GIVEN PROBLEM:
Quote all of the data that follows exactly as written, skipping the images.

Saved data entries:
<<<<

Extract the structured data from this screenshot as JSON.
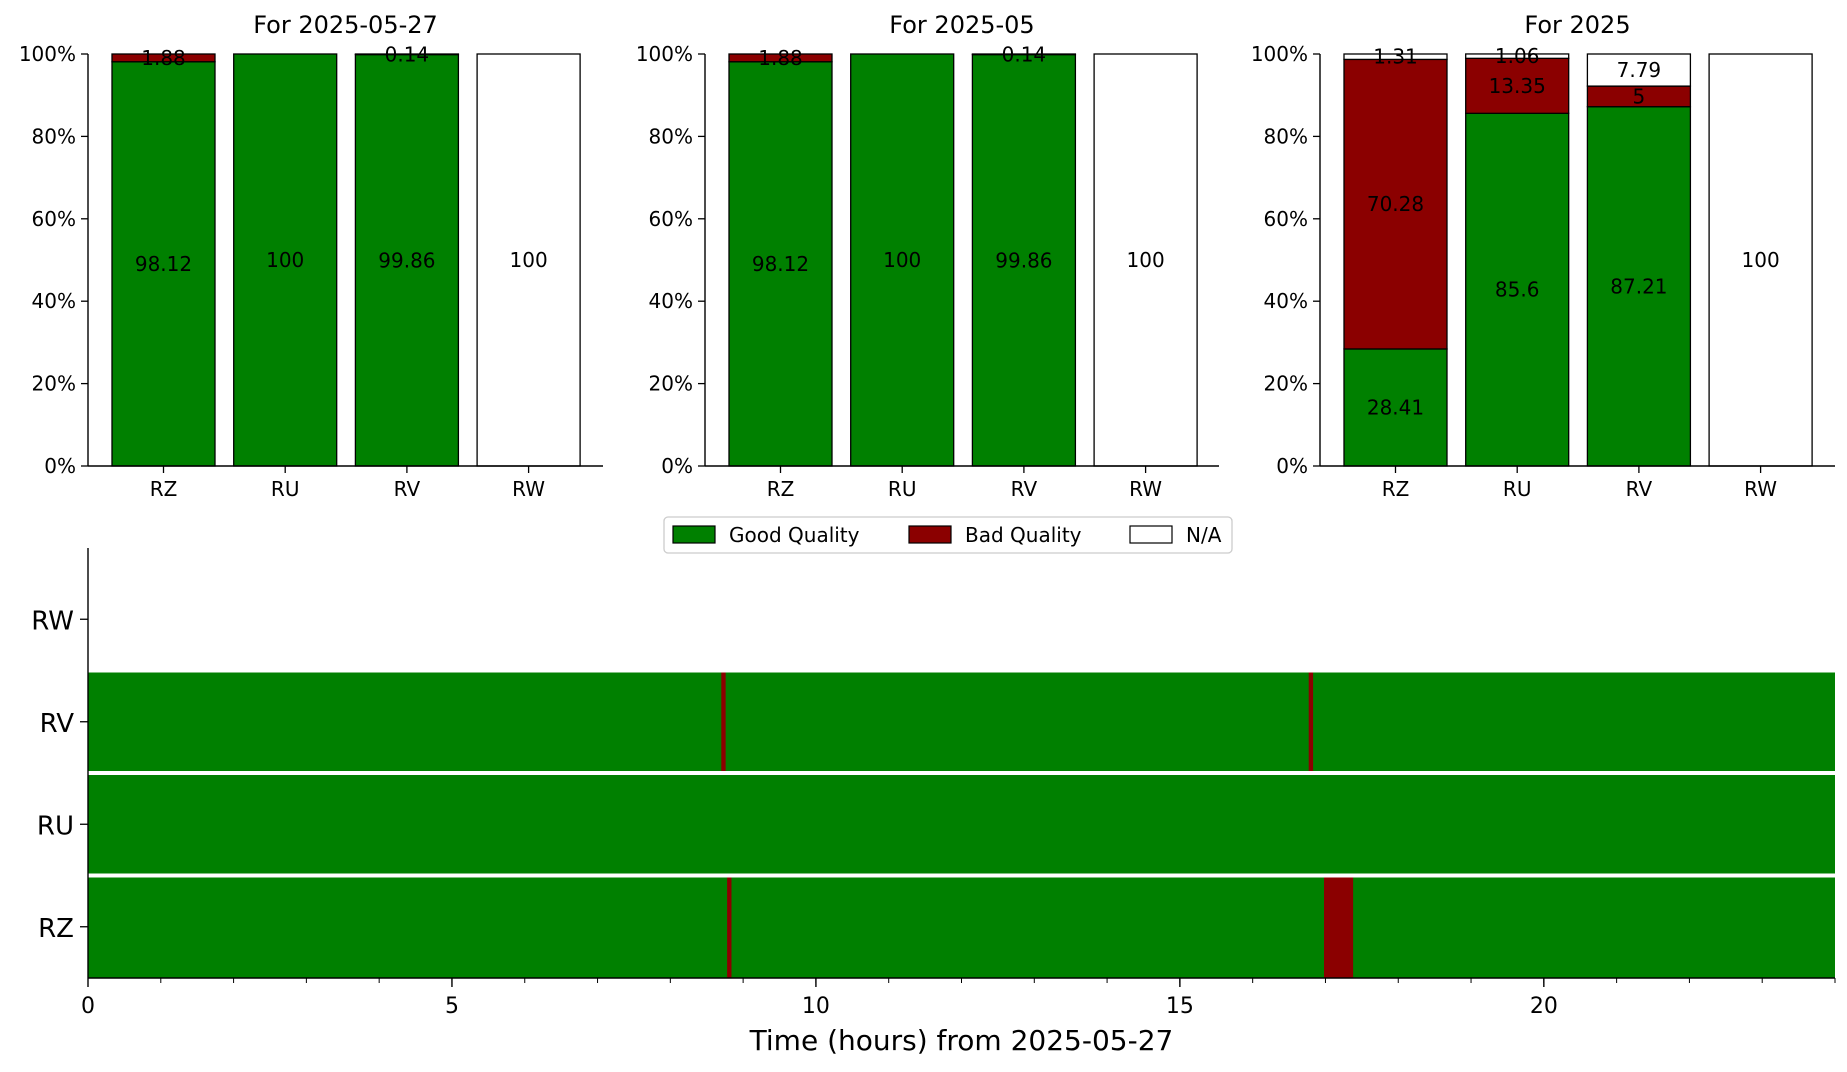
{
  "legend": {
    "items": [
      {
        "label": "Good Quality",
        "color": "#008000"
      },
      {
        "label": "Bad Quality",
        "color": "#8b0000"
      },
      {
        "label": "N/A",
        "color": "#ffffff"
      }
    ]
  },
  "chart_data": [
    {
      "type": "bar",
      "stacked": true,
      "title": "For 2025-05-27",
      "categories": [
        "RZ",
        "RU",
        "RV",
        "RW"
      ],
      "series": [
        {
          "name": "Good Quality",
          "color": "#008000",
          "values": [
            98.12,
            100.0,
            99.86,
            0
          ]
        },
        {
          "name": "Bad Quality",
          "color": "#8b0000",
          "values": [
            1.88,
            0,
            0.14,
            0
          ]
        },
        {
          "name": "N/A",
          "color": "#ffffff",
          "values": [
            0,
            0,
            0,
            100.0
          ]
        }
      ],
      "ylim": [
        0,
        100
      ],
      "yticks": [
        "0%",
        "20%",
        "40%",
        "60%",
        "80%",
        "100%"
      ]
    },
    {
      "type": "bar",
      "stacked": true,
      "title": "For 2025-05",
      "categories": [
        "RZ",
        "RU",
        "RV",
        "RW"
      ],
      "series": [
        {
          "name": "Good Quality",
          "color": "#008000",
          "values": [
            98.12,
            100.0,
            99.86,
            0
          ]
        },
        {
          "name": "Bad Quality",
          "color": "#8b0000",
          "values": [
            1.88,
            0,
            0.14,
            0
          ]
        },
        {
          "name": "N/A",
          "color": "#ffffff",
          "values": [
            0,
            0,
            0,
            100.0
          ]
        }
      ],
      "ylim": [
        0,
        100
      ],
      "yticks": [
        "0%",
        "20%",
        "40%",
        "60%",
        "80%",
        "100%"
      ]
    },
    {
      "type": "bar",
      "stacked": true,
      "title": "For 2025",
      "categories": [
        "RZ",
        "RU",
        "RV",
        "RW"
      ],
      "series": [
        {
          "name": "Good Quality",
          "color": "#008000",
          "values": [
            28.41,
            85.6,
            87.21,
            0
          ]
        },
        {
          "name": "Bad Quality",
          "color": "#8b0000",
          "values": [
            70.28,
            13.35,
            5.0,
            0
          ]
        },
        {
          "name": "N/A",
          "color": "#ffffff",
          "values": [
            1.31,
            1.06,
            7.79,
            100.0
          ]
        }
      ],
      "ylim": [
        0,
        100
      ],
      "yticks": [
        "0%",
        "20%",
        "40%",
        "60%",
        "80%",
        "100%"
      ]
    },
    {
      "type": "timeline",
      "xlabel": "Time (hours) from 2025-05-27",
      "xlim": [
        0,
        24
      ],
      "xticks": [
        0,
        5,
        10,
        15,
        20
      ],
      "rows": [
        {
          "label": "RZ",
          "base_color": "#008000",
          "intervals": [
            {
              "start": 8.78,
              "end": 8.84,
              "color": "#8b0000"
            },
            {
              "start": 16.98,
              "end": 17.38,
              "color": "#8b0000"
            }
          ]
        },
        {
          "label": "RU",
          "base_color": "#008000",
          "intervals": []
        },
        {
          "label": "RV",
          "base_color": "#008000",
          "intervals": [
            {
              "start": 8.7,
              "end": 8.76,
              "color": "#8b0000"
            },
            {
              "start": 16.77,
              "end": 16.83,
              "color": "#8b0000"
            }
          ]
        },
        {
          "label": "RW",
          "base_color": "#ffffff",
          "intervals": []
        }
      ]
    }
  ]
}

>>>>

RESPONSE TO THE TASK:
Extract the structured data from this screenshot as JSON.
{
  "legend": {
    "items": [
      {
        "label": "Good Quality",
        "color": "#008000"
      },
      {
        "label": "Bad Quality",
        "color": "#8b0000"
      },
      {
        "label": "N/A",
        "color": "#ffffff"
      }
    ]
  },
  "chart_data": [
    {
      "type": "bar",
      "stacked": true,
      "title": "For 2025-05-27",
      "categories": [
        "RZ",
        "RU",
        "RV",
        "RW"
      ],
      "series": [
        {
          "name": "Good Quality",
          "color": "#008000",
          "values": [
            98.12,
            100.0,
            99.86,
            0
          ]
        },
        {
          "name": "Bad Quality",
          "color": "#8b0000",
          "values": [
            1.88,
            0,
            0.14,
            0
          ]
        },
        {
          "name": "N/A",
          "color": "#ffffff",
          "values": [
            0,
            0,
            0,
            100.0
          ]
        }
      ],
      "ylim": [
        0,
        100
      ],
      "yticks": [
        "0%",
        "20%",
        "40%",
        "60%",
        "80%",
        "100%"
      ]
    },
    {
      "type": "bar",
      "stacked": true,
      "title": "For 2025-05",
      "categories": [
        "RZ",
        "RU",
        "RV",
        "RW"
      ],
      "series": [
        {
          "name": "Good Quality",
          "color": "#008000",
          "values": [
            98.12,
            100.0,
            99.86,
            0
          ]
        },
        {
          "name": "Bad Quality",
          "color": "#8b0000",
          "values": [
            1.88,
            0,
            0.14,
            0
          ]
        },
        {
          "name": "N/A",
          "color": "#ffffff",
          "values": [
            0,
            0,
            0,
            100.0
          ]
        }
      ],
      "ylim": [
        0,
        100
      ],
      "yticks": [
        "0%",
        "20%",
        "40%",
        "60%",
        "80%",
        "100%"
      ]
    },
    {
      "type": "bar",
      "stacked": true,
      "title": "For 2025",
      "categories": [
        "RZ",
        "RU",
        "RV",
        "RW"
      ],
      "series": [
        {
          "name": "Good Quality",
          "color": "#008000",
          "values": [
            28.41,
            85.6,
            87.21,
            0
          ]
        },
        {
          "name": "Bad Quality",
          "color": "#8b0000",
          "values": [
            70.28,
            13.35,
            5.0,
            0
          ]
        },
        {
          "name": "N/A",
          "color": "#ffffff",
          "values": [
            1.31,
            1.06,
            7.79,
            100.0
          ]
        }
      ],
      "ylim": [
        0,
        100
      ],
      "yticks": [
        "0%",
        "20%",
        "40%",
        "60%",
        "80%",
        "100%"
      ]
    },
    {
      "type": "timeline",
      "xlabel": "Time (hours) from 2025-05-27",
      "xlim": [
        0,
        24
      ],
      "xticks": [
        0,
        5,
        10,
        15,
        20
      ],
      "rows": [
        {
          "label": "RZ",
          "base_color": "#008000",
          "intervals": [
            {
              "start": 8.78,
              "end": 8.84,
              "color": "#8b0000"
            },
            {
              "start": 16.98,
              "end": 17.38,
              "color": "#8b0000"
            }
          ]
        },
        {
          "label": "RU",
          "base_color": "#008000",
          "intervals": []
        },
        {
          "label": "RV",
          "base_color": "#008000",
          "intervals": [
            {
              "start": 8.7,
              "end": 8.76,
              "color": "#8b0000"
            },
            {
              "start": 16.77,
              "end": 16.83,
              "color": "#8b0000"
            }
          ]
        },
        {
          "label": "RW",
          "base_color": "#ffffff",
          "intervals": []
        }
      ]
    }
  ]
}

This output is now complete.